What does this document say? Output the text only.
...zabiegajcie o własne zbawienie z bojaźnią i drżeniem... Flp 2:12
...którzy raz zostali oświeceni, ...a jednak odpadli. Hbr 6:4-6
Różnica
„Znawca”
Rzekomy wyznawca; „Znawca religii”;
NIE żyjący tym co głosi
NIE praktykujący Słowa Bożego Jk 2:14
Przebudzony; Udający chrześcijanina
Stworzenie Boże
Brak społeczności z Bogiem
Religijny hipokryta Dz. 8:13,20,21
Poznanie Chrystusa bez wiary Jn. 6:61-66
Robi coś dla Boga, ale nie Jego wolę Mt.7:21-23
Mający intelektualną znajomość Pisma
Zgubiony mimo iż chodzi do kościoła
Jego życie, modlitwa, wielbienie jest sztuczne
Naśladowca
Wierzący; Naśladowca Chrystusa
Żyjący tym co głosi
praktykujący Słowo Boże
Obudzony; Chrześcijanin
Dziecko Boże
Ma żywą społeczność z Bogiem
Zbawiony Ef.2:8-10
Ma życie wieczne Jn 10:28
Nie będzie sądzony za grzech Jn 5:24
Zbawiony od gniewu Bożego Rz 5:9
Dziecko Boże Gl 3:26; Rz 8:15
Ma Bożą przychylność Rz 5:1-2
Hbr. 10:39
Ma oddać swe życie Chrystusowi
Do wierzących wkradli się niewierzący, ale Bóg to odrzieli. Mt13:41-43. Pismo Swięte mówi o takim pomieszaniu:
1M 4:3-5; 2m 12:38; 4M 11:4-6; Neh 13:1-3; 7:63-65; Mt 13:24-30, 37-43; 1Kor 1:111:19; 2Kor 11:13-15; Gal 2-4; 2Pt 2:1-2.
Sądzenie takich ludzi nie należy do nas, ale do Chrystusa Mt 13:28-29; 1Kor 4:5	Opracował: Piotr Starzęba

**EXERCISE OBJECTIVE:**
Print the material verbatim, all of it.

**OUTPUT OF THE TASK:**
What does this document say? Output the text only.
...zabiegajcie o własne zbawienie z bojaźnią i drżeniem... Flp 2:12
...którzy raz zostali oświeceni, ...a jednak odpadli. Hbr 6:4-6
Różnica
„Znawca”
Rzekomy wyznawca; „Znawca religii”;
NIE żyjący tym co głosi
NIE praktykujący Słowa Bożego Jk 2:14
Przebudzony; Udający chrześcijanina
Stworzenie Boże
Brak społeczności z Bogiem
Religijny hipokryta Dz. 8:13,20,21
Poznanie Chrystusa bez wiary Jn. 6:61-66
Robi coś dla Boga, ale nie Jego wolę Mt.7:21-23
Mający intelektualną znajomość Pisma
Zgubiony mimo iż chodzi do kościoła
Jego życie, modlitwa, wielbienie jest sztuczne
Naśladowca
Wierzący; Naśladowca Chrystusa
Żyjący tym co głosi
praktykujący Słowo Boże
Obudzony; Chrześcijanin
Dziecko Boże
Ma żywą społeczność z Bogiem
Zbawiony Ef.2:8-10
Ma życie wieczne Jn 10:28
Nie będzie sądzony za grzech Jn 5:24
Zbawiony od gniewu Bożego Rz 5:9
Dziecko Boże Gl 3:26; Rz 8:15
Ma Bożą przychylność Rz 5:1-2
Hbr. 10:39
Ma oddać swe życie Chrystusowi
Do wierzących wkradli się niewierzący, ale Bóg to odrzieli. Mt13:41-43. Pismo Swięte mówi o takim pomieszaniu:
1M 4:3-5; 2m 12:38; 4M 11:4-6; Neh 13:1-3; 7:63-65; Mt 13:24-30, 37-43; 1Kor 1:111:19; 2Kor 11:13-15; Gal 2-4; 2Pt 2:1-2.
Sądzenie takich ludzi nie należy do nas, ale do Chrystusa Mt 13:28-29; 1Kor 4:5	Opracował: Piotr Starzęba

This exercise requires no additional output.